Written task: Count lines, not occurrences: give the number of lines holding the word "примеси", and nothing besides.

* start Record list *

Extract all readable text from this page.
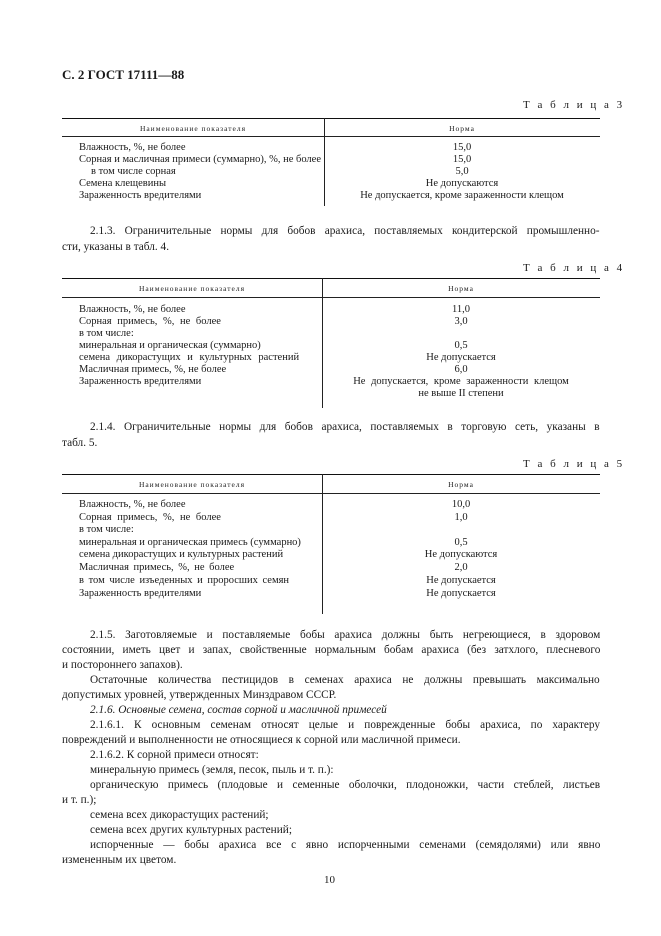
С. 2 ГОСТ 17111—88
Т а б л и ц а 3
Наименование показателя	Норма
Влажность, %, не более	15,0
Сорная и масличная примеси (суммарно), %, не более	15,0
в том числе сорная	5,0
Семена клещевины	Не допускаются
Зараженность вредителями	Не допускается, кроме зараженности клещом
2.1.3. Ограничительные нормы для бобов арахиса, поставляемых кондитерской промышленно-
сти, указаны в табл. 4.
Т а б л и ц а 4
Наименование показателя	Норма
Влажность, %, не более	11,0
Сорная примесь, %, не более	3,0
в том числе:
минеральная и органическая (суммарно)	0,5
семена дикорастущих и культурных растений	Не допускается
Масличная примесь, %, не более	6,0
Зараженность вредителями	Не допускается, кроме зараженности клещом
не выше II степени
2.1.4. Ограничительные нормы для бобов арахиса, поставляемых в торговую сеть, указаны в
табл. 5.
Т а б л и ц а 5
Наименование показателя	Норма
Влажность, %, не более	10,0
Сорная примесь, %, не более	1,0
в том числе:
минеральная и органическая примесь (суммарно)	0,5
семена дикорастущих и культурных растений	Не допускаются
Масличная примесь, %, не более	2,0
в том числе изъеденных и проросших семян	Не допускается
Зараженность вредителями	Не допускается
2.1.5. Заготовляемые и поставляемые бобы арахиса должны быть негреющиеся, в здоровом
состоянии, иметь цвет и запах, свойственные нормальным бобам арахиса (без затхлого, плесневого
и постороннего запахов).
Остаточные количества пестицидов в семенах арахиса не должны превышать максимально
допустимых уровней, утвержденных Минздравом СССР.
2.1.6. Основные семена, состав сорной и масличной примесей
2.1.6.1. К основным семенам относят целые и поврежденные бобы арахиса, по характеру
повреждений и выполненности не относящиеся к сорной или масличной примеси.
2.1.6.2. К сорной примеси относят:
минеральную примесь (земля, песок, пыль и т. п.):
органическую примесь (плодовые и семенные оболочки, плодоножки, части стеблей, листьев
и т. п.);
семена всех дикорастущих растений;
семена всех других культурных растений;
испорченные — бобы арахиса все с явно испорченными семенами (семядолями) или явно
измененным их цветом.
10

* end Record list *

Expected output: 3